Please say how many lines of the listing hold "position", with no other words in the answer.

___ Raw data ___

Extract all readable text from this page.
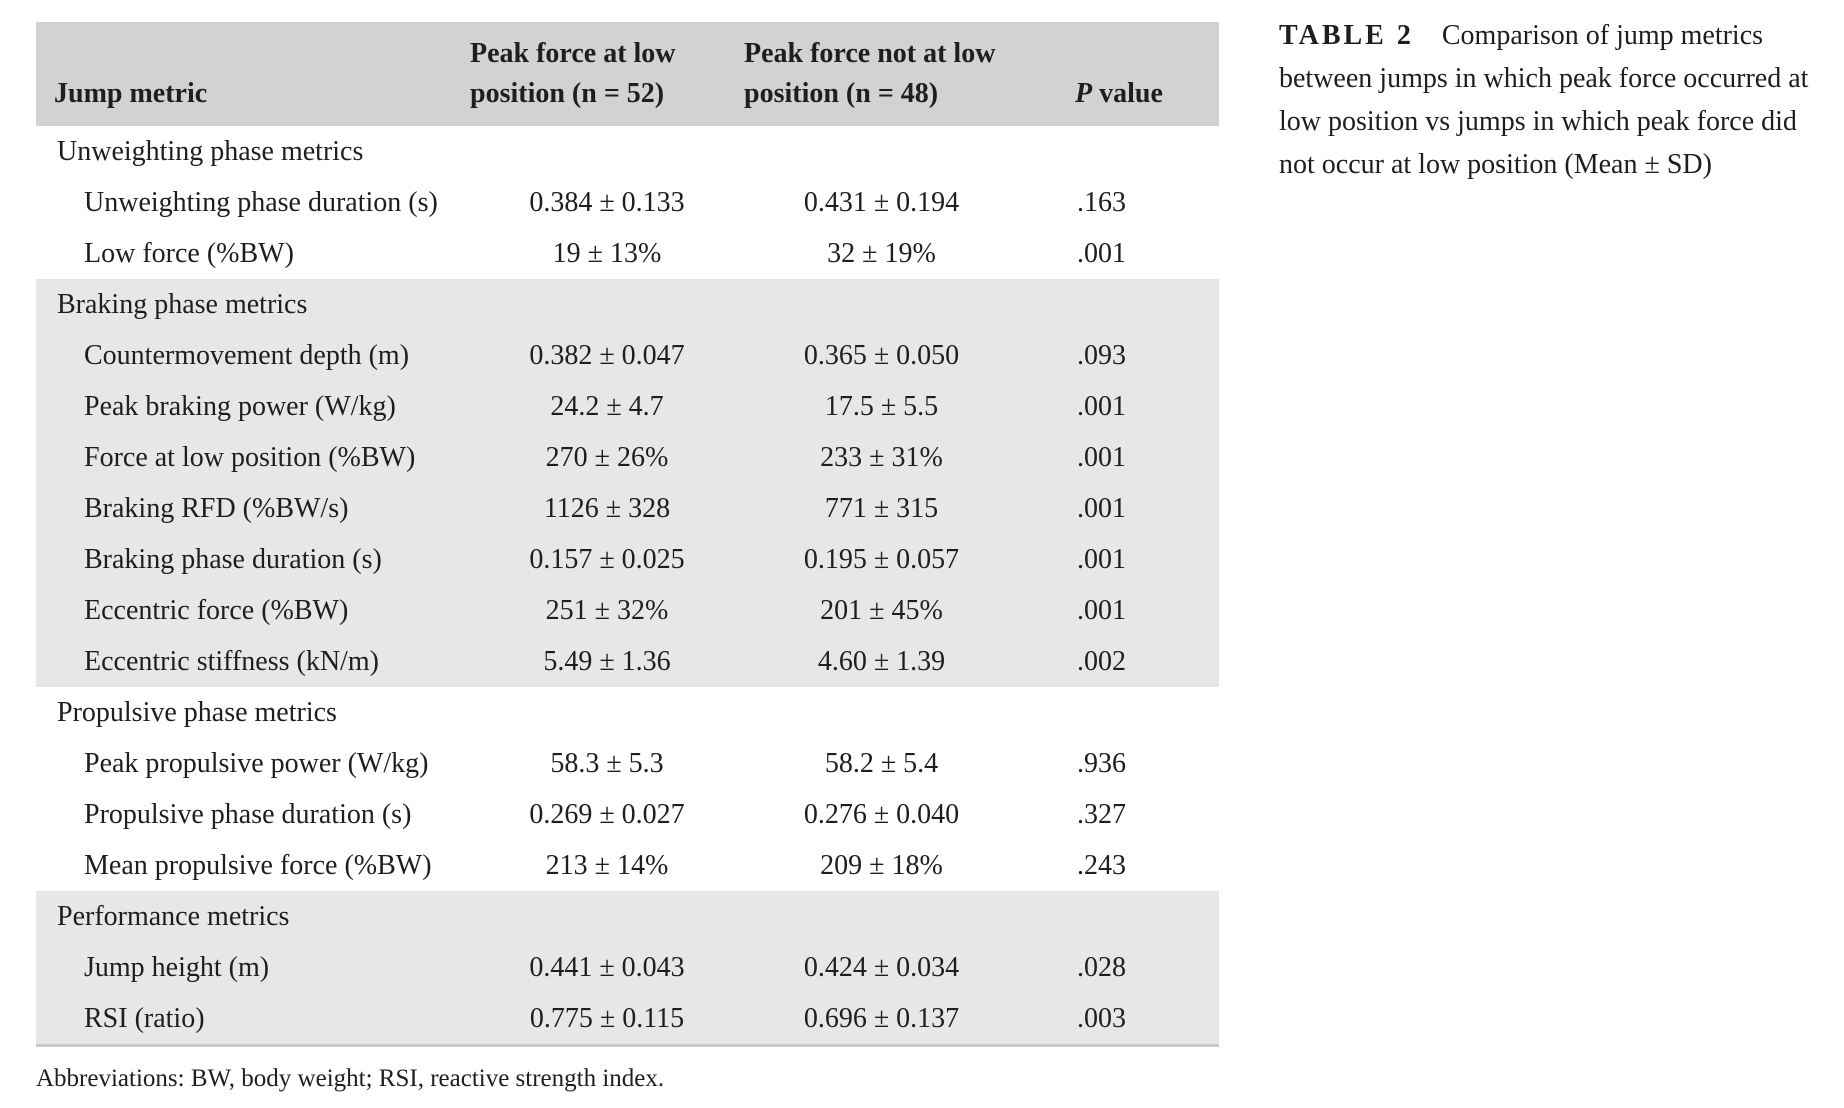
Jump metric	Peak force at low position (n = 52)	Peak force not at low position (n = 48)	P value
Unweighting phase metrics			
Unweighting phase duration (s)	0.384 ± 0.133	0.431 ± 0.194	.163
Low force (%BW)	19 ± 13%	32 ± 19%	.001
Braking phase metrics			
Countermovement depth (m)	0.382 ± 0.047	0.365 ± 0.050	.093
Peak braking power (W/kg)	24.2 ± 4.7	17.5 ± 5.5	.001
Force at low position (%BW)	270 ± 26%	233 ± 31%	.001
Braking RFD (%BW/s)	1126 ± 328	771 ± 315	.001
Braking phase duration (s)	0.157 ± 0.025	0.195 ± 0.057	.001
Eccentric force (%BW)	251 ± 32%	201 ± 45%	.001
Eccentric stiffness (kN/m)	5.49 ± 1.36	4.60 ± 1.39	.002
Propulsive phase metrics			
Peak propulsive power (W/kg)	58.3 ± 5.3	58.2 ± 5.4	.936
Propulsive phase duration (s)	0.269 ± 0.027	0.276 ± 0.040	.327
Mean propulsive force (%BW)	213 ± 14%	209 ± 18%	.243
Performance metrics			
Jump height (m)	0.441 ± 0.043	0.424 ± 0.034	.028
RSI (ratio)	0.775 ± 0.115	0.696 ± 0.137	.003
Abbreviations: BW, body weight; RSI, reactive strength index.
TABLE 2 Comparison of jump metrics between jumps in which peak force occurred at low position vs jumps in which peak force did not occur at low position (Mean ± SD)
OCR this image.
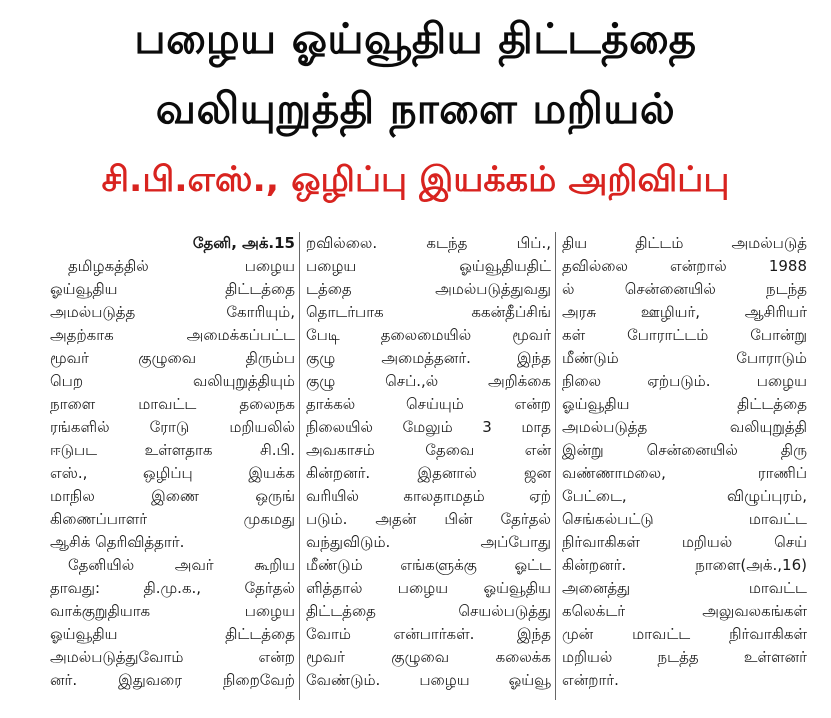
பழைய ஓய்வூதிய திட்டத்தை
வலியுறுத்தி நாளை மறியல்
சி.பி.எஸ்., ஒழிப்பு இயக்கம் அறிவிப்பு
தேனி, அக்.15
தமிழகத்தில் பழைய
ஓய்வூதிய திட்டத்தை
அமல்படுத்த கோரியும்,
அதற்காக அமைக்கப்பட்ட
மூவர் குழுவை திரும்ப
பெற வலியுறுத்தியும்
நாளை மாவட்ட தலைநக
ரங்களில் ரோடு மறியலில்
ஈடுபட உள்ளதாக சி.பி.
எஸ்., ஒழிப்பு இயக்க
மாநில இணை ஒருங்
கிணைப்பாளர் முகமது
ஆசிக் தெரிவித்தார்.
தேனியில் அவர் கூறிய
தாவது: தி.மு.க., தேர்தல்
வாக்குறுதியாக பழைய
ஓய்வூதிய திட்டத்தை
அமல்படுத்துவோம் என்ற
னர். இதுவரை நிறைவேற்
றவில்லை. கடந்த பிப்.,
பழைய ஓய்வூதியதிட்
டத்தை அமல்படுத்துவது
தொடர்பாக ககன்தீப்சிங்
பேடி தலைமையில் மூவர்
குழு அமைத்தனர். இந்த
குழு செப்.,ல் அறிக்கை
தாக்கல் செய்யும் என்ற
நிலையில் மேலும் 3 மாத
அவகாசம் தேவை என்
கின்றனர். இதனால் ஜன
வரியில் காலதாமதம் ஏற்
படும். அதன் பின் தேர்தல்
வந்துவிடும். அப்போது
மீண்டும் எங்களுக்கு ஓட்ட
ளித்தால் பழைய ஓய்வூதிய
திட்டத்தை செயல்படுத்து
வோம் என்பார்கள். இந்த
மூவர் குழுவை கலைக்க
வேண்டும். பழைய ஓய்வூ
திய திட்டம் அமல்படுத்
தவில்லை என்றால் 1988
ல் சென்னையில் நடந்த
அரசு ஊழியர், ஆசிரியர்
கள் போராட்டம் போன்று
மீண்டும் போராடும்
நிலை ஏற்படும். பழைய
ஓய்வூதிய திட்டத்தை
அமல்படுத்த வலியுறுத்தி
இன்று சென்னையில் திரு
வண்ணாமலை, ராணிப்
பேட்டை, விழுப்புரம்,
செங்கல்பட்டு மாவட்ட
நிர்வாகிகள் மறியல் செய்
கின்றனர். நாளை(அக்.,16)
அனைத்து மாவட்ட
கலெக்டர் அலுவலகங்கள்
முன் மாவட்ட நிர்வாகிகள்
மறியல் நடத்த உள்ளனர்
என்றார்.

___

→ **Finished task**
3